-------- RECORDED DATA

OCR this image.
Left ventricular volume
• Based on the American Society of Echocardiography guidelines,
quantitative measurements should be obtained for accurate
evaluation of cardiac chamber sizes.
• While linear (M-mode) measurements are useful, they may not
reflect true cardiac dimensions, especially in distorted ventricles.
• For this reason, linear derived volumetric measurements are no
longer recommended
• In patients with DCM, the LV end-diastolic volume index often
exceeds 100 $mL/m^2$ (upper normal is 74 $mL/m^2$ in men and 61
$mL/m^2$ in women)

----------------

→ WHAT THE EXERCISE ASKS
Please return the records above in their exact form.

→ ANSWER SECTION
OCR this image.
Left ventricular volume
• Based on the American Society of Echocardiography guidelines,
quantitative measurements should be obtained for accurate
evaluation of cardiac chamber sizes.
• While linear (M-mode) measurements are useful, they may not
reflect true cardiac dimensions, especially in distorted ventricles.
• For this reason, linear derived volumetric measurements are no
longer recommended
• In patients with DCM, the LV end-diastolic volume index often
exceeds 100 $mL/m^2$ (upper normal is 74 $mL/m^2$ in men and 61
$mL/m^2$ in women)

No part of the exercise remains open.